» **Work instructions**
Locate every line in the material below that has the word "voor". Copy each of those lines.

» **Data entries**
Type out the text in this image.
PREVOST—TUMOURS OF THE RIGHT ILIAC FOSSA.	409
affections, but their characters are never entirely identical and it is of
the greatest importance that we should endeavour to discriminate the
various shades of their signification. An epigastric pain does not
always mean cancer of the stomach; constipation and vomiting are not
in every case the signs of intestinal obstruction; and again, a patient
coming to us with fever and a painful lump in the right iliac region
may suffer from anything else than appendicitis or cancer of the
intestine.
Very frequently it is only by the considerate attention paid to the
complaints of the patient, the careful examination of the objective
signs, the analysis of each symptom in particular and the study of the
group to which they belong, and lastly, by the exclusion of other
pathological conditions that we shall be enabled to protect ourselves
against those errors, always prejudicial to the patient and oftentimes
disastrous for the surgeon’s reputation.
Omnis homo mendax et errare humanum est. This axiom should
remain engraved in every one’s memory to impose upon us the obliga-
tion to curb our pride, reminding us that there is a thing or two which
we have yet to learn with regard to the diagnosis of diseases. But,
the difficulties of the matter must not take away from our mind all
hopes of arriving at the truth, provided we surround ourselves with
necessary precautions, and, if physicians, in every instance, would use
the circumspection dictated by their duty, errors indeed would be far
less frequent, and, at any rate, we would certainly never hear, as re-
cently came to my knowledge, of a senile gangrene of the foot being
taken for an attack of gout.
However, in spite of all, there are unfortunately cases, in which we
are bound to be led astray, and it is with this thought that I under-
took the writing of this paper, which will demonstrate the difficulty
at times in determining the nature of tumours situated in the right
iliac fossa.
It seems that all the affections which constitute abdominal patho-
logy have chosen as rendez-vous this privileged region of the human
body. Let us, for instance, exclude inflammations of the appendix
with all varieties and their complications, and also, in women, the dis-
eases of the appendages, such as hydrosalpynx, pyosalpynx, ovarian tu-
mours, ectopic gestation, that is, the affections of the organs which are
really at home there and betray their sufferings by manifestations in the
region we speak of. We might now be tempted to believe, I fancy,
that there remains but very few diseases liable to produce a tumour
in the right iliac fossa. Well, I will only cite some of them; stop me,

--

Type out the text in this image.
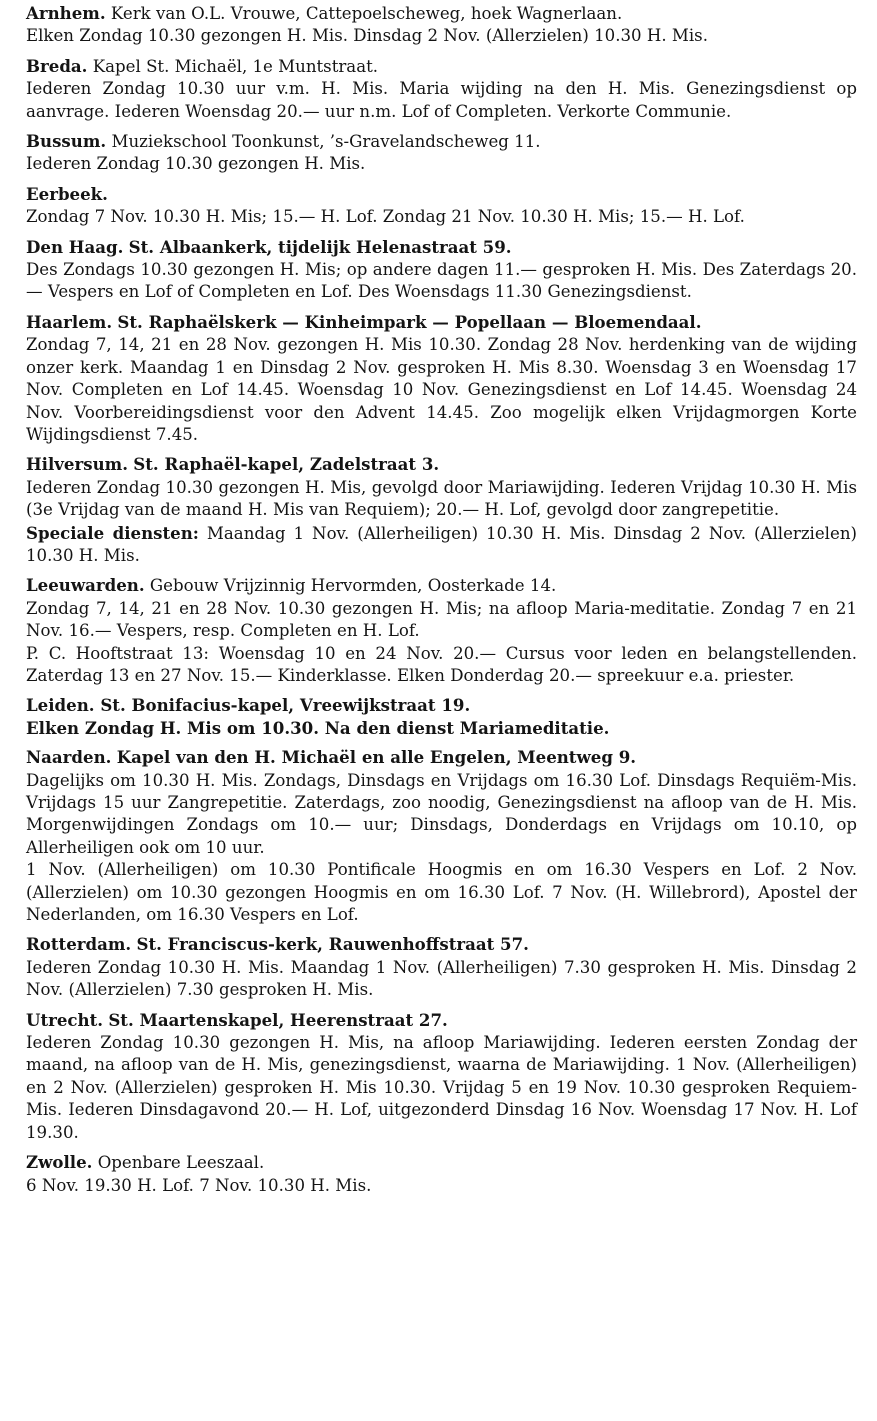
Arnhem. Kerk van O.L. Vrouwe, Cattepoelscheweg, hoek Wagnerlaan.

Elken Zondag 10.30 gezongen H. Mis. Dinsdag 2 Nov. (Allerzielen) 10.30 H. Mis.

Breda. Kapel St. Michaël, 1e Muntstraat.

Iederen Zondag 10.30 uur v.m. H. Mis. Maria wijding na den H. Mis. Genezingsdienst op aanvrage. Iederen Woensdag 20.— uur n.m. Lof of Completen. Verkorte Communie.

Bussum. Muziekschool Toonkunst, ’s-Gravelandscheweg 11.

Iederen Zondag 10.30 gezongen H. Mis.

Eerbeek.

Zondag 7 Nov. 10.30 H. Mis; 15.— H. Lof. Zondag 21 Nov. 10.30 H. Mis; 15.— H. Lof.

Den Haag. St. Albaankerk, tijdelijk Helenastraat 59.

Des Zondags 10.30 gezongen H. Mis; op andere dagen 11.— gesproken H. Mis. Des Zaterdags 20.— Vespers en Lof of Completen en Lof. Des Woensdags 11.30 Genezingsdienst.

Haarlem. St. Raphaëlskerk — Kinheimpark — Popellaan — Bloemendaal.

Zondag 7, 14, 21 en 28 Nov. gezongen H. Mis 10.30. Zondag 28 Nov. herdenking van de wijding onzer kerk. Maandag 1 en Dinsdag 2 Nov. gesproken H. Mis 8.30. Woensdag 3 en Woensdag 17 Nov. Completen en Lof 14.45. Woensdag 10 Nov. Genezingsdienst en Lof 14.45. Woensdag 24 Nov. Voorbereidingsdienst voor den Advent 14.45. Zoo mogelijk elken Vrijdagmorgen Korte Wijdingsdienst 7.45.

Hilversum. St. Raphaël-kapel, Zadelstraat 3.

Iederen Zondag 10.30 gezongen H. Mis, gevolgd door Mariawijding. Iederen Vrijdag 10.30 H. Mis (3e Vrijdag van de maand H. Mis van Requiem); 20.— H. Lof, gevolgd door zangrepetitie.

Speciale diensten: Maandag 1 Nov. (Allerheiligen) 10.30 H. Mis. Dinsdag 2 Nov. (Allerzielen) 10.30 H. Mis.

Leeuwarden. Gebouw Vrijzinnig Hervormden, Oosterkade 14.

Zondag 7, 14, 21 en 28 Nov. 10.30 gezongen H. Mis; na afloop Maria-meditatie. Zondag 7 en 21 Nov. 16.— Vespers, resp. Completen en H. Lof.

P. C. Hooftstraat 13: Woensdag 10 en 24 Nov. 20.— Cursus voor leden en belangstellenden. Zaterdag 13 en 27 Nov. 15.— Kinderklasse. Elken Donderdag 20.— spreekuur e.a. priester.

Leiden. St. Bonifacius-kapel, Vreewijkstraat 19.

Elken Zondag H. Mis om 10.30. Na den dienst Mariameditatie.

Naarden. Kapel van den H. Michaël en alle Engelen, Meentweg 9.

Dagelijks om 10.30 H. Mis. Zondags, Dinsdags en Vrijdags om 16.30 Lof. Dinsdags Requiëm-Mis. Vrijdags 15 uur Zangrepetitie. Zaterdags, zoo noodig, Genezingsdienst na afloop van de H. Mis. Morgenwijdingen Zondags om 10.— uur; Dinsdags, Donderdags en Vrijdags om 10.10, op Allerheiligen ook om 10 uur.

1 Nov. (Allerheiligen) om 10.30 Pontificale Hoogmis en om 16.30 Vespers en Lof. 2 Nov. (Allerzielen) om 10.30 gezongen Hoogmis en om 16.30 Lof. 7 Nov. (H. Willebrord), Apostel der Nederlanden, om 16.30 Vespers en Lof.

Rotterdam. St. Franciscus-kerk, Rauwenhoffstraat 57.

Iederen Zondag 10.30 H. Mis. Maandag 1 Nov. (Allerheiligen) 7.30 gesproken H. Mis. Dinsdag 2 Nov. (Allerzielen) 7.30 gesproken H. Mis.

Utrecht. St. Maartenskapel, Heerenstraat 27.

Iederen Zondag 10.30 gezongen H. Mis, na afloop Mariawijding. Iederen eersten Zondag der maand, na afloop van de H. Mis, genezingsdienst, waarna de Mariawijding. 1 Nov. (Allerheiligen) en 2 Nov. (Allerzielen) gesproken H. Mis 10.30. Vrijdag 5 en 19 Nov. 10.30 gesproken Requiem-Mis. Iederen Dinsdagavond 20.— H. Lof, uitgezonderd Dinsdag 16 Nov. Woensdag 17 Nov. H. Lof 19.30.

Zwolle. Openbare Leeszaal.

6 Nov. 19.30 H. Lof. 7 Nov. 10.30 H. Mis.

» **Answer to this exercise**
Zondag 7, 14, 21 en 28 Nov. gezongen H. Mis 10.30. Zondag 28 Nov. herdenking van de wijding onzer kerk. Maandag 1 en Dinsdag 2 Nov. gesproken H. Mis 8.30. Woensdag 3 en Woensdag 17 Nov. Completen en Lof 14.45. Woensdag 10 Nov. Genezingsdienst en Lof 14.45. Woensdag 24 Nov. Voorbereidingsdienst voor den Advent 14.45. Zoo mogelijk elken Vrijdagmorgen Korte Wijdingsdienst 7.45.
P. C. Hooftstraat 13: Woensdag 10 en 24 Nov. 20.— Cursus voor leden en belangstellenden. Zaterdag 13 en 27 Nov. 15.— Kinderklasse. Elken Donderdag 20.— spreekuur e.a. priester.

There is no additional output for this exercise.